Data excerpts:
---------------

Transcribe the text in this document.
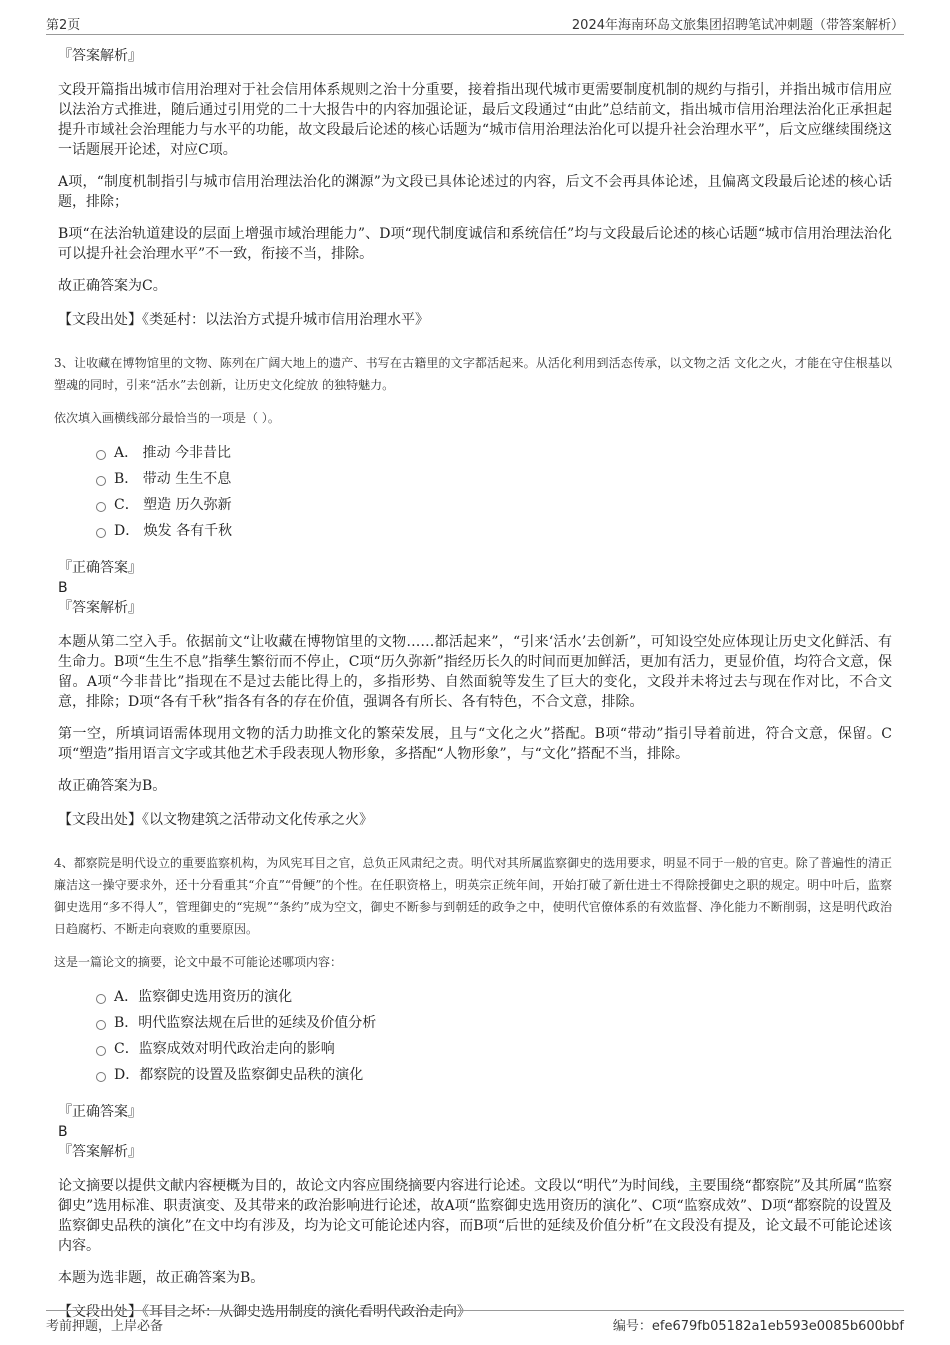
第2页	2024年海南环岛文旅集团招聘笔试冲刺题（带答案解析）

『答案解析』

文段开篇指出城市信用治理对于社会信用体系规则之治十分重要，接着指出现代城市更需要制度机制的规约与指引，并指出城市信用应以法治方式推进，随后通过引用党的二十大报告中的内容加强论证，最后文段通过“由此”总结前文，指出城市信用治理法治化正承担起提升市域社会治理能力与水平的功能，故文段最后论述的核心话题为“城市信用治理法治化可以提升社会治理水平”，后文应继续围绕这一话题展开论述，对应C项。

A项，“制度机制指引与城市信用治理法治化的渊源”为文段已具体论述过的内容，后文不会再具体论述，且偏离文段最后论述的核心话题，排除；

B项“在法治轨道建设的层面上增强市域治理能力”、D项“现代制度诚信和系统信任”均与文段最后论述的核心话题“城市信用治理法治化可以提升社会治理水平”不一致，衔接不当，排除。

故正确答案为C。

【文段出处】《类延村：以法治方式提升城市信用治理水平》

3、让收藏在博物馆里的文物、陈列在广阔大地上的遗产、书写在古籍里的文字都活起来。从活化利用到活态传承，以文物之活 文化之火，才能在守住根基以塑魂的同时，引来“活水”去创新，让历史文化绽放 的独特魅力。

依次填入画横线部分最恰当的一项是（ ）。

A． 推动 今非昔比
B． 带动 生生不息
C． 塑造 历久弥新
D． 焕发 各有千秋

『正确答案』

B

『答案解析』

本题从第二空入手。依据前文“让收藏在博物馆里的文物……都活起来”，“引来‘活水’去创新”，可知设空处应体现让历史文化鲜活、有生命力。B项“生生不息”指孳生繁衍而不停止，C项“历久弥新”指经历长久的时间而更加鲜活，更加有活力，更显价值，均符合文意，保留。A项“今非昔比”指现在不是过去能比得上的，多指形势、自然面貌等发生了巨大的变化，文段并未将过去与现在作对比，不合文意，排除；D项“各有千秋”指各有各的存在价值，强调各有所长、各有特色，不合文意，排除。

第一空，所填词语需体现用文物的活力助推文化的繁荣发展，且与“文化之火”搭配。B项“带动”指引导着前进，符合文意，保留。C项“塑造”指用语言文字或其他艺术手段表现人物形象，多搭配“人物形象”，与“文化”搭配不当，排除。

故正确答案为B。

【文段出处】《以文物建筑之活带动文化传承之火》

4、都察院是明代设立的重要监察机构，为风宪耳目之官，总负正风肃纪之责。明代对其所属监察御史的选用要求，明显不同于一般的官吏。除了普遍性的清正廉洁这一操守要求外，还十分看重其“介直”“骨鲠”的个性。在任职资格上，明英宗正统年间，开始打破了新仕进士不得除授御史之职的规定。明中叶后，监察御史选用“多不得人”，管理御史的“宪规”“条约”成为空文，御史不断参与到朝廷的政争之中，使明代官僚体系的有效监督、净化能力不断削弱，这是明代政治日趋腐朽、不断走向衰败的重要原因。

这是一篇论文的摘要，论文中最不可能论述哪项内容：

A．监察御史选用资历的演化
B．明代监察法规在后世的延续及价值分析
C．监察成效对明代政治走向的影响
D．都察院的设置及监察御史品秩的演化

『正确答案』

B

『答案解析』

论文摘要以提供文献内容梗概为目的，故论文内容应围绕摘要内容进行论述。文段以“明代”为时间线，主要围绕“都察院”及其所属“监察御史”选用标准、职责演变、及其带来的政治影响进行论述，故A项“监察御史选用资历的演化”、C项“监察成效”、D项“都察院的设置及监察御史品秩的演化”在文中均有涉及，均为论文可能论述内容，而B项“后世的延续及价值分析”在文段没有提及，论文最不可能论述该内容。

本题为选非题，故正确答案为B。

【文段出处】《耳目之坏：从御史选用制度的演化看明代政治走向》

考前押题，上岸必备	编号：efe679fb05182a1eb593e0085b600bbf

---------------

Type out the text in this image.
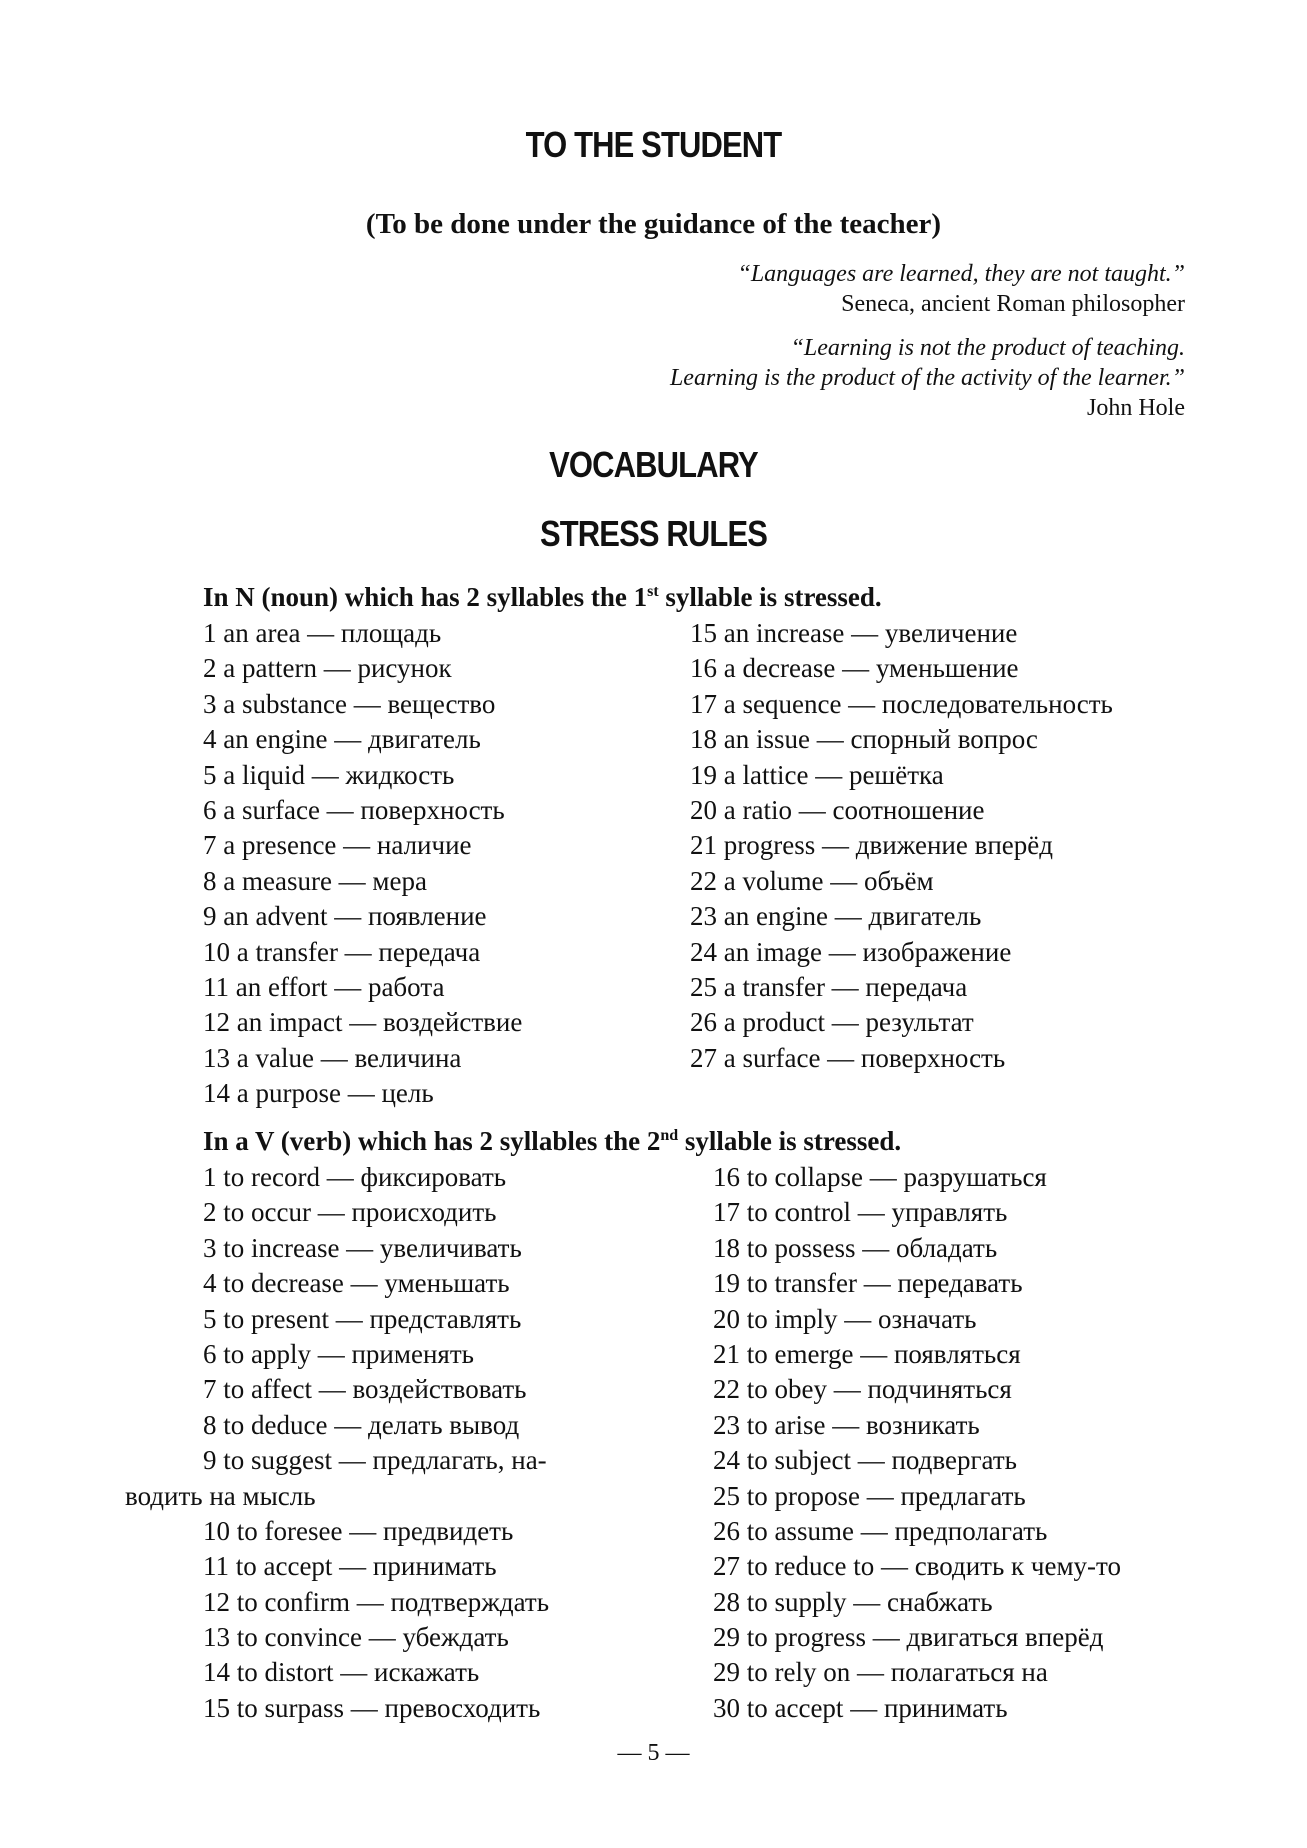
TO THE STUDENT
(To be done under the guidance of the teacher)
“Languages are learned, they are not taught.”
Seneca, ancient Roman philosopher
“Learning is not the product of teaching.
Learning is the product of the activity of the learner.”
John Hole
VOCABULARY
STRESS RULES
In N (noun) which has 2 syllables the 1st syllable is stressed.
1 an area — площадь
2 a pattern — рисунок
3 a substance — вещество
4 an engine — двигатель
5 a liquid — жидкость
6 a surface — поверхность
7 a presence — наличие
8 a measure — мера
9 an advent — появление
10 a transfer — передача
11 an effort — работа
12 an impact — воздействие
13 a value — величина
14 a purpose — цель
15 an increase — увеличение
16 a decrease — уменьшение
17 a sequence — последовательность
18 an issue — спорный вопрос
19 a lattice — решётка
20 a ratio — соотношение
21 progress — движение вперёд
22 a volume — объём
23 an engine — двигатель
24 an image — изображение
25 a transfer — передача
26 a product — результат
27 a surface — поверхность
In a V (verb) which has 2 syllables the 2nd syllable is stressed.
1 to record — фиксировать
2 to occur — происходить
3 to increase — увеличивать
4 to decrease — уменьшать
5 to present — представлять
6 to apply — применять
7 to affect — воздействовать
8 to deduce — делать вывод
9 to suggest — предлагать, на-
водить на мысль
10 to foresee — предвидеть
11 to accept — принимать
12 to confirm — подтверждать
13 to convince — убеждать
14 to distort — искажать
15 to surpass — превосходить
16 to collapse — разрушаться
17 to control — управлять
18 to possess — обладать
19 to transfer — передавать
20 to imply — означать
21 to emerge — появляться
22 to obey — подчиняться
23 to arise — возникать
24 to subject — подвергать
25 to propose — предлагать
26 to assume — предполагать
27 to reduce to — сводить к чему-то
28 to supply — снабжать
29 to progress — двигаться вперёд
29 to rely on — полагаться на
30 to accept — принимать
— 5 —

---------------

§ **Set task**
Where a line above contains the word "increase", copy that line.

§ **Task output**
15 an increase — увеличение
3 to increase — увеличивать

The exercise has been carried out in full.